Exercise objective: Each line in the data holding "bounding" should be listed.

Data for this exercise:
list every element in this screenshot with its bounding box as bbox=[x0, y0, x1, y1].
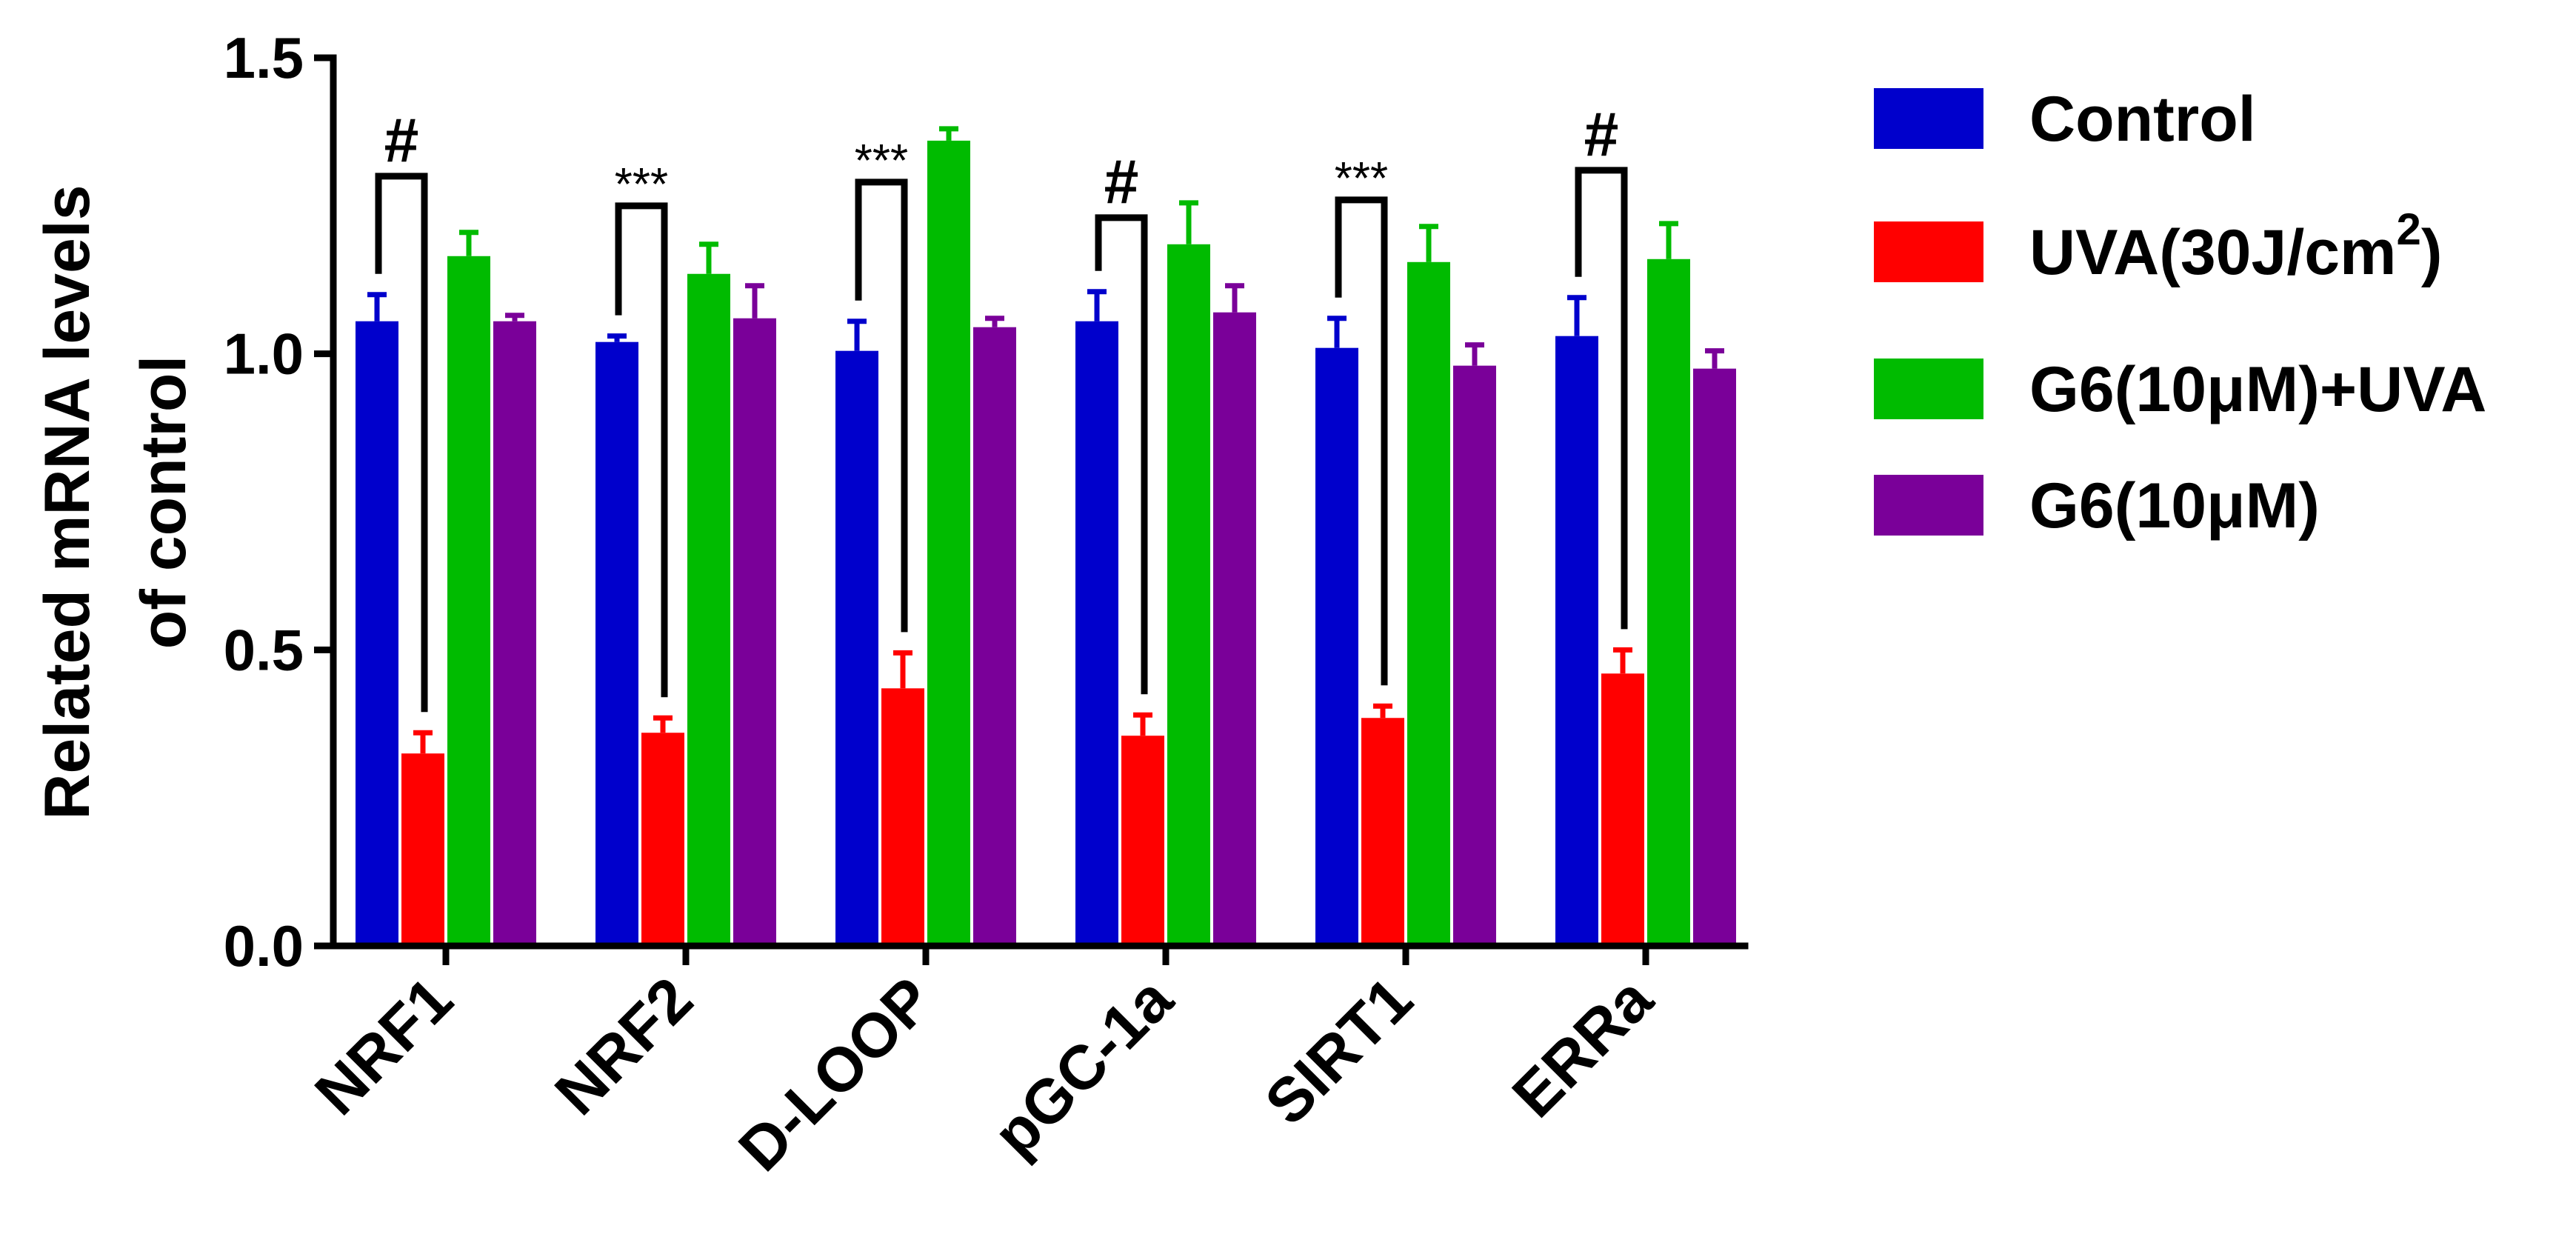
bar-3-0 bbox=[493, 321, 536, 946]
bar-0-5 bbox=[1555, 336, 1598, 947]
legend: Control UVA(30J/cm2) G6(10μM)+UVA G6(10μM) bbox=[1874, 84, 2486, 541]
y-axis-title-line-2: of control bbox=[128, 356, 199, 650]
significance-label-5: # bbox=[1584, 99, 1619, 169]
bar-2-4 bbox=[1407, 261, 1450, 946]
bar-0-2 bbox=[835, 350, 878, 946]
bar-3-1 bbox=[733, 318, 776, 946]
bar-0-4 bbox=[1315, 347, 1358, 946]
bar-2-5 bbox=[1647, 259, 1690, 947]
bar-3-5 bbox=[1693, 368, 1736, 946]
bar-1-0 bbox=[401, 753, 444, 946]
bar-3-2 bbox=[973, 327, 1016, 946]
bar-3-3 bbox=[1213, 312, 1256, 946]
bar-1-3 bbox=[1121, 736, 1164, 946]
legend-swatch-0 bbox=[1874, 88, 1983, 149]
y-tick-label-0: 0.0 bbox=[224, 913, 304, 978]
significance-bracket-0 bbox=[375, 173, 428, 713]
error-bars-group bbox=[367, 126, 1724, 754]
legend-label-text-2: G6(10μM)+UVA bbox=[2029, 354, 2486, 425]
bar-2-0 bbox=[447, 256, 490, 946]
significance-label-4: *** bbox=[1335, 153, 1388, 204]
legend-swatch-1 bbox=[1874, 221, 1983, 282]
bar-1-1 bbox=[641, 733, 684, 946]
x-tick-label-0: NRF1 bbox=[301, 964, 466, 1128]
significance-label-0: # bbox=[384, 105, 419, 175]
significance-label-2: *** bbox=[855, 136, 908, 187]
y-tick-label-3: 1.5 bbox=[224, 25, 304, 90]
bar-0-0 bbox=[356, 321, 398, 946]
x-tick-label-1: NRF2 bbox=[541, 964, 706, 1128]
legend-label-text-0: Control bbox=[2029, 84, 2256, 155]
x-tick-label-4: SIRT1 bbox=[1252, 964, 1426, 1138]
bar-1-5 bbox=[1601, 673, 1644, 946]
bar-2-1 bbox=[687, 273, 730, 946]
legend-swatch-2 bbox=[1874, 359, 1983, 419]
x-tick-label-2: D-LOOP bbox=[725, 964, 945, 1184]
y-axis-title-line-1: Related mRNA levels bbox=[32, 184, 103, 819]
significance-label-3: # bbox=[1104, 147, 1139, 216]
bar-2-2 bbox=[927, 140, 970, 947]
bar-1-4 bbox=[1361, 718, 1404, 946]
legend-label-text-1: UVA(30J/cm bbox=[2029, 217, 2397, 288]
y-tick-label-2: 1.0 bbox=[224, 321, 304, 387]
legend-label-0: Control bbox=[2029, 84, 2256, 155]
significance-bracket-5 bbox=[1575, 167, 1628, 630]
legend-swatch-3 bbox=[1874, 475, 1983, 536]
bar-3-4 bbox=[1453, 365, 1496, 946]
y-tick-label-1: 0.5 bbox=[224, 617, 304, 682]
bar-1-2 bbox=[881, 688, 924, 946]
significance-bracket-3 bbox=[1095, 214, 1148, 695]
significance-annotations: # *** *** # *** # bbox=[375, 99, 1628, 713]
legend-label-3: G6(10μM) bbox=[2029, 470, 2320, 541]
legend-label-1: UVA(30J/cm2) bbox=[2029, 204, 2443, 288]
bar-2-3 bbox=[1167, 244, 1210, 946]
bars-group bbox=[356, 140, 1736, 947]
legend-label-text-3: G6(10μM) bbox=[2029, 470, 2320, 541]
legend-label-suffix-1: ) bbox=[2421, 217, 2443, 288]
x-tick-label-3: pGC-1a bbox=[980, 963, 1187, 1170]
legend-label-superscript-1: 2 bbox=[2397, 204, 2421, 254]
significance-bracket-2 bbox=[855, 179, 908, 633]
bar-0-3 bbox=[1075, 321, 1118, 946]
bar-0-1 bbox=[595, 341, 638, 946]
legend-label-2: G6(10μM)+UVA bbox=[2029, 354, 2486, 425]
x-tick-label-5: ERRa bbox=[1499, 963, 1666, 1130]
significance-label-1: *** bbox=[615, 159, 668, 210]
significance-bracket-4 bbox=[1335, 196, 1388, 686]
y-axis-label: Related mRNA levels of control bbox=[32, 184, 199, 819]
significance-bracket-1 bbox=[615, 202, 668, 698]
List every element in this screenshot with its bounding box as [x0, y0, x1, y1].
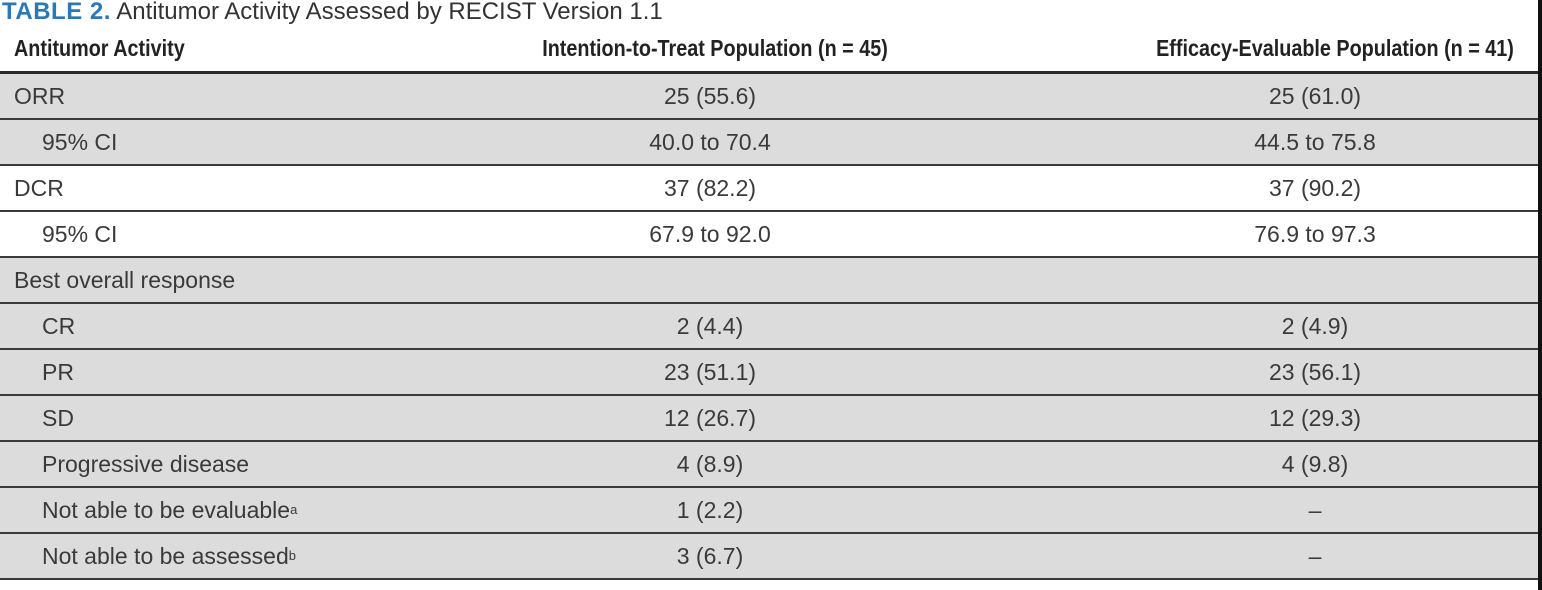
row-label: CR	[42, 312, 76, 339]
ee-value: 23 (56.1)	[1268, 358, 1362, 385]
itt-value: 23 (51.1)	[663, 358, 757, 385]
row-label: 95% CI	[42, 220, 118, 247]
table-row: Progressive disease 4 (8.9) 4 (9.8)	[0, 442, 1538, 488]
table-row: 95% CI 40.0 to 70.4 44.5 to 75.8	[0, 120, 1538, 166]
row-label: ORR	[14, 82, 66, 109]
ee-value: 44.5 to 75.8	[1254, 128, 1376, 155]
itt-value: 1 (2.2)	[676, 496, 744, 523]
header-itt-population: Intention-to-Treat Population (n = 45)	[542, 35, 888, 61]
table-title: TABLE 2. Antitumor Activity Assessed by …	[2, 0, 663, 25]
table-row: Best overall response	[0, 258, 1538, 304]
itt-value: 2 (4.4)	[676, 312, 744, 339]
row-label: Best overall response	[14, 266, 236, 293]
window-right-edge	[1538, 0, 1542, 590]
table-row: PR 23 (51.1) 23 (56.1)	[0, 350, 1538, 396]
row-label: Not able to be evaluable a	[42, 496, 298, 523]
ee-value: 4 (9.8)	[1281, 450, 1349, 477]
ee-value: 2 (4.9)	[1281, 312, 1349, 339]
header-efficacy-evaluable-population: Efficacy-Evaluable Population (n = 41)	[1156, 35, 1514, 61]
results-table: Antitumor Activity Intention-to-Treat Po…	[0, 26, 1538, 580]
itt-value: 12 (26.7)	[663, 404, 757, 431]
itt-value: 37 (82.2)	[663, 174, 757, 201]
table-header-row: Antitumor Activity Intention-to-Treat Po…	[0, 26, 1538, 74]
table-number: TABLE 2.	[2, 0, 111, 25]
row-label: SD	[42, 404, 74, 431]
table-row: SD 12 (26.7) 12 (29.3)	[0, 396, 1538, 442]
ee-value: 25 (61.0)	[1268, 82, 1362, 109]
itt-value	[460, 258, 960, 302]
table-row: CR 2 (4.4) 2 (4.9)	[0, 304, 1538, 350]
ee-value: –	[1308, 496, 1322, 523]
itt-value: 40.0 to 70.4	[649, 128, 771, 155]
row-label: Not able to be assessed b	[42, 542, 297, 569]
itt-value: 3 (6.7)	[676, 542, 744, 569]
table-row: ORR 25 (55.6) 25 (61.0)	[0, 74, 1538, 120]
table-row: 95% CI 67.9 to 92.0 76.9 to 97.3	[0, 212, 1538, 258]
ee-value: 76.9 to 97.3	[1254, 220, 1376, 247]
ee-value	[1050, 258, 1542, 302]
table-row: Not able to be assessed b 3 (6.7) –	[0, 534, 1538, 580]
ee-value: 37 (90.2)	[1268, 174, 1362, 201]
table-caption: Antitumor Activity Assessed by RECIST Ve…	[116, 0, 663, 25]
header-antitumor-activity: Antitumor Activity	[14, 35, 185, 61]
ee-value: –	[1308, 542, 1322, 569]
itt-value: 25 (55.6)	[663, 82, 757, 109]
table-row: Not able to be evaluable a 1 (2.2) –	[0, 488, 1538, 534]
row-label: 95% CI	[42, 128, 118, 155]
table-row: DCR 37 (82.2) 37 (90.2)	[0, 166, 1538, 212]
itt-value: 4 (8.9)	[676, 450, 744, 477]
ee-value: 12 (29.3)	[1268, 404, 1362, 431]
itt-value: 67.9 to 92.0	[649, 220, 771, 247]
row-label: DCR	[14, 174, 64, 201]
row-label: Progressive disease	[42, 450, 250, 477]
row-label: PR	[42, 358, 74, 385]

Expected output:
list every element in this screenshot with its bounding box as bbox=[x0, y0, x1, y1].
List every element in this screenshot with its bounding box as [x0, y0, x1, y1].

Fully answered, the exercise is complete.